### Requirement
Narrow the data below down to the lines containing "JSON".

-------------------------

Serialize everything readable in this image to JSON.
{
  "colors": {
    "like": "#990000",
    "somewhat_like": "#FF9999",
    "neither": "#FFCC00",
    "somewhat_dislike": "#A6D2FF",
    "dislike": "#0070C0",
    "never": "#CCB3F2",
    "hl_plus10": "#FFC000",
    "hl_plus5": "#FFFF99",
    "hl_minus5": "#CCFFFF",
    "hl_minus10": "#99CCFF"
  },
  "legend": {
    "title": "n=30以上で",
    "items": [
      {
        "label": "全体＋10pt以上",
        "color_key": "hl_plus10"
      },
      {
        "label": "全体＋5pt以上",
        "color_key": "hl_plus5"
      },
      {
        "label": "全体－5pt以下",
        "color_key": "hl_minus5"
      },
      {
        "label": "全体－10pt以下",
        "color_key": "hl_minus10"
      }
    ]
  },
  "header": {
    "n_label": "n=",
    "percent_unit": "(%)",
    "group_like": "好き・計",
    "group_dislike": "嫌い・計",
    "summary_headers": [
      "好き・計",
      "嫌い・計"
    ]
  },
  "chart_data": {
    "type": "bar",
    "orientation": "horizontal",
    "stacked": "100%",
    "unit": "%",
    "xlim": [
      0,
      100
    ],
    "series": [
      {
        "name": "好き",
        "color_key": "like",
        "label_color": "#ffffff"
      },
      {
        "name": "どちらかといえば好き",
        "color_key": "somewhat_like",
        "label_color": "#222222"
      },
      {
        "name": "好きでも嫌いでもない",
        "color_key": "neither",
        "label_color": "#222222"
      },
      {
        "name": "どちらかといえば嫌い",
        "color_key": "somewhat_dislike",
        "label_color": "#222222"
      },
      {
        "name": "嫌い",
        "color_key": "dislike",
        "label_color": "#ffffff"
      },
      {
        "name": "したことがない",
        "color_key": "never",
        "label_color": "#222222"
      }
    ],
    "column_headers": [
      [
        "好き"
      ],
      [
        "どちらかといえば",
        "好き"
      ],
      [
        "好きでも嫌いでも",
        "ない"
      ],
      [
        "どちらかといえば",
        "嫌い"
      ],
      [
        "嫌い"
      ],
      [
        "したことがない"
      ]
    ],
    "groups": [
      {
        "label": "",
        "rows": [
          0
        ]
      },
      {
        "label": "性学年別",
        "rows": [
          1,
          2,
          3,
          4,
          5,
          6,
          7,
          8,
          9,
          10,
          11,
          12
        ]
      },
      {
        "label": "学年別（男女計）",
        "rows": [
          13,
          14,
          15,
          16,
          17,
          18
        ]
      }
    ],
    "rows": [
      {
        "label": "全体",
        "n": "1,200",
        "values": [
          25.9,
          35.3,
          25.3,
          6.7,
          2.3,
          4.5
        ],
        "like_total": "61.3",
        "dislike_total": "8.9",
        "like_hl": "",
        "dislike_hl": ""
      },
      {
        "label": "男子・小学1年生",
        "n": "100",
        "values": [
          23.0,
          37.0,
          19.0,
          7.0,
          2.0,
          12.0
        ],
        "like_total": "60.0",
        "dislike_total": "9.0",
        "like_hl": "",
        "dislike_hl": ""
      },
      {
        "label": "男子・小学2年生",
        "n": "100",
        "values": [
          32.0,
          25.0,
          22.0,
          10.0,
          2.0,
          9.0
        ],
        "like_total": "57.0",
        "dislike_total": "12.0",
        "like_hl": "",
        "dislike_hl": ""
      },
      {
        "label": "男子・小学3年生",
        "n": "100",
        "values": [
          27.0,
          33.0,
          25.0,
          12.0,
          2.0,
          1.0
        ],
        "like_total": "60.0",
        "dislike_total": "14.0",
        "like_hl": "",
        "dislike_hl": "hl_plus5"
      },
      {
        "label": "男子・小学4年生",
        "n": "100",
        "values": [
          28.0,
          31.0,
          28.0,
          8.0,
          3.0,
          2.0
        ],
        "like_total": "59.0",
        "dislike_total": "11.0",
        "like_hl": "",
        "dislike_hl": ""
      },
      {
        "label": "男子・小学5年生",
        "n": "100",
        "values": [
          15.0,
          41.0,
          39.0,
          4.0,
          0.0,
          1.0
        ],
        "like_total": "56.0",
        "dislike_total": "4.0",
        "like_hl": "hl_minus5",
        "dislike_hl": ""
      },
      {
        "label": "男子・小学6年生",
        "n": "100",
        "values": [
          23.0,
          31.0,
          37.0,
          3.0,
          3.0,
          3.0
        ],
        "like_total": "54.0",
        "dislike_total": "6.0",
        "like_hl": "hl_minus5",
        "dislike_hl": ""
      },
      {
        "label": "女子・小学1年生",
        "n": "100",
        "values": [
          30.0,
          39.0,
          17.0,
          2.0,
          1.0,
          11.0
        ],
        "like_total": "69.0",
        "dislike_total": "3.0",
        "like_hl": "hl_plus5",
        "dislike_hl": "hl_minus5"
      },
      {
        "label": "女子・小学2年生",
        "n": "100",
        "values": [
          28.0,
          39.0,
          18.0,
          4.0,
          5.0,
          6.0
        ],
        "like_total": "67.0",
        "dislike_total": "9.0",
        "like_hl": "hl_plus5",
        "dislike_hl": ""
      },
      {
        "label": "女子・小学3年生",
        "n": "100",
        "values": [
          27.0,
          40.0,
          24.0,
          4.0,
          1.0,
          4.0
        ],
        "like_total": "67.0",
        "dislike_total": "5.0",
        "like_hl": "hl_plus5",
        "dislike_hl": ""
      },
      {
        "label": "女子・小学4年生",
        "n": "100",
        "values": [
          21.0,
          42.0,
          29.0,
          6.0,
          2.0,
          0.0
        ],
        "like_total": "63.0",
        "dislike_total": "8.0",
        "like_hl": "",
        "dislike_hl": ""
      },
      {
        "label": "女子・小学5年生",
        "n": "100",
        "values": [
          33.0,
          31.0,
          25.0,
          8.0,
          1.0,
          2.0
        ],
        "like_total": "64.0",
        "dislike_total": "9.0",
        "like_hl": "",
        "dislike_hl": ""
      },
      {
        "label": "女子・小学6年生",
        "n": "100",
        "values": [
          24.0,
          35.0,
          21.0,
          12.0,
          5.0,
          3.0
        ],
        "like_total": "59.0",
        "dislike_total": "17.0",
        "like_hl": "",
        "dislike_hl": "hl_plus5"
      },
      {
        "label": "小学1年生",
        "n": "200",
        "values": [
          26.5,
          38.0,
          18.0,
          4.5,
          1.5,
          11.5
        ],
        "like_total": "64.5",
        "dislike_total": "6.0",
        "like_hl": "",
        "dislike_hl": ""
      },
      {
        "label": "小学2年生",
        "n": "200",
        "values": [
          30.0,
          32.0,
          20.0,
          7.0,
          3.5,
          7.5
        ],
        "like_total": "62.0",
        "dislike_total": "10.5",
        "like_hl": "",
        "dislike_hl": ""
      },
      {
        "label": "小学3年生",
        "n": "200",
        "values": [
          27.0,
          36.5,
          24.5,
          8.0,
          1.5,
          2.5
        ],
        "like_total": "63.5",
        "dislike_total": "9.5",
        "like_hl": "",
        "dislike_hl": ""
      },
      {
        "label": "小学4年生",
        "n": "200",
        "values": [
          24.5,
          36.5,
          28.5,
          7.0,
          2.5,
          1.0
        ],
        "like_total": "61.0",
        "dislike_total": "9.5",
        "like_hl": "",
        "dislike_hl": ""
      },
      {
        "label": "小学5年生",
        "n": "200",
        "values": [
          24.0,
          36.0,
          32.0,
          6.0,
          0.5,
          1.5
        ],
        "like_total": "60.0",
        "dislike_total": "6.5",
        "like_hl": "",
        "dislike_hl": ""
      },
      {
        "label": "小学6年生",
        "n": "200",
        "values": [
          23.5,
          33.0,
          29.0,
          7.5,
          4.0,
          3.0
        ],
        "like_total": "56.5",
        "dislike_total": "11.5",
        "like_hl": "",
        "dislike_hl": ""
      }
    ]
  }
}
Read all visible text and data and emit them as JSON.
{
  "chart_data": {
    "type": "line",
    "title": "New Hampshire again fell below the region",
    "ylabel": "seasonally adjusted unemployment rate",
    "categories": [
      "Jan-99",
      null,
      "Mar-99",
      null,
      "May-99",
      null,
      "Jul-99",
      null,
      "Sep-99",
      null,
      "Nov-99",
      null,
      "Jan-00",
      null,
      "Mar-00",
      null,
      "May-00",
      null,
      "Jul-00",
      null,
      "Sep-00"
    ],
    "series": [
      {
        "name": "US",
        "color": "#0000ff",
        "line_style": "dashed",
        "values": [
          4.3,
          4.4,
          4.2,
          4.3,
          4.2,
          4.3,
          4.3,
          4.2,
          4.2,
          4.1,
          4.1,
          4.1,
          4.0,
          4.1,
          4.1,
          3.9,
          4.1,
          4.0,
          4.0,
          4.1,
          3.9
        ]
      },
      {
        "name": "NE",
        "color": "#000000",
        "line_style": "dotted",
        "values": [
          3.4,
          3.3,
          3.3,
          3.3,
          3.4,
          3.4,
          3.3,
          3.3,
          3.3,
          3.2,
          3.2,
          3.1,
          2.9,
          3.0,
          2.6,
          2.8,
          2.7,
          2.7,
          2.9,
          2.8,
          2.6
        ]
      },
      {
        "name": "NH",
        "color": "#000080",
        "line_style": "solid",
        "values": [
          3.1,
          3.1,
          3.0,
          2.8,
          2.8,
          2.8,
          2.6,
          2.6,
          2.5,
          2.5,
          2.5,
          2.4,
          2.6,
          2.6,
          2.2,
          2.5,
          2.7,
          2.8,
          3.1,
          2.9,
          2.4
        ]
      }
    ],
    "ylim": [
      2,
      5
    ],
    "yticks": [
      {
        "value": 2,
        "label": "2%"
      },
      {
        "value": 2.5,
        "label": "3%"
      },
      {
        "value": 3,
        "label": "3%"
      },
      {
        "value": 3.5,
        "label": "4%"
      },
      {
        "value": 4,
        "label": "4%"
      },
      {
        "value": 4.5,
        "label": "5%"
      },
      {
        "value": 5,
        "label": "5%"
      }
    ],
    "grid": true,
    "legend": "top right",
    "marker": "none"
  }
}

-------------------------

### Full answer
Serialize everything readable in this image to JSON.
Read all visible text and data and emit them as JSON.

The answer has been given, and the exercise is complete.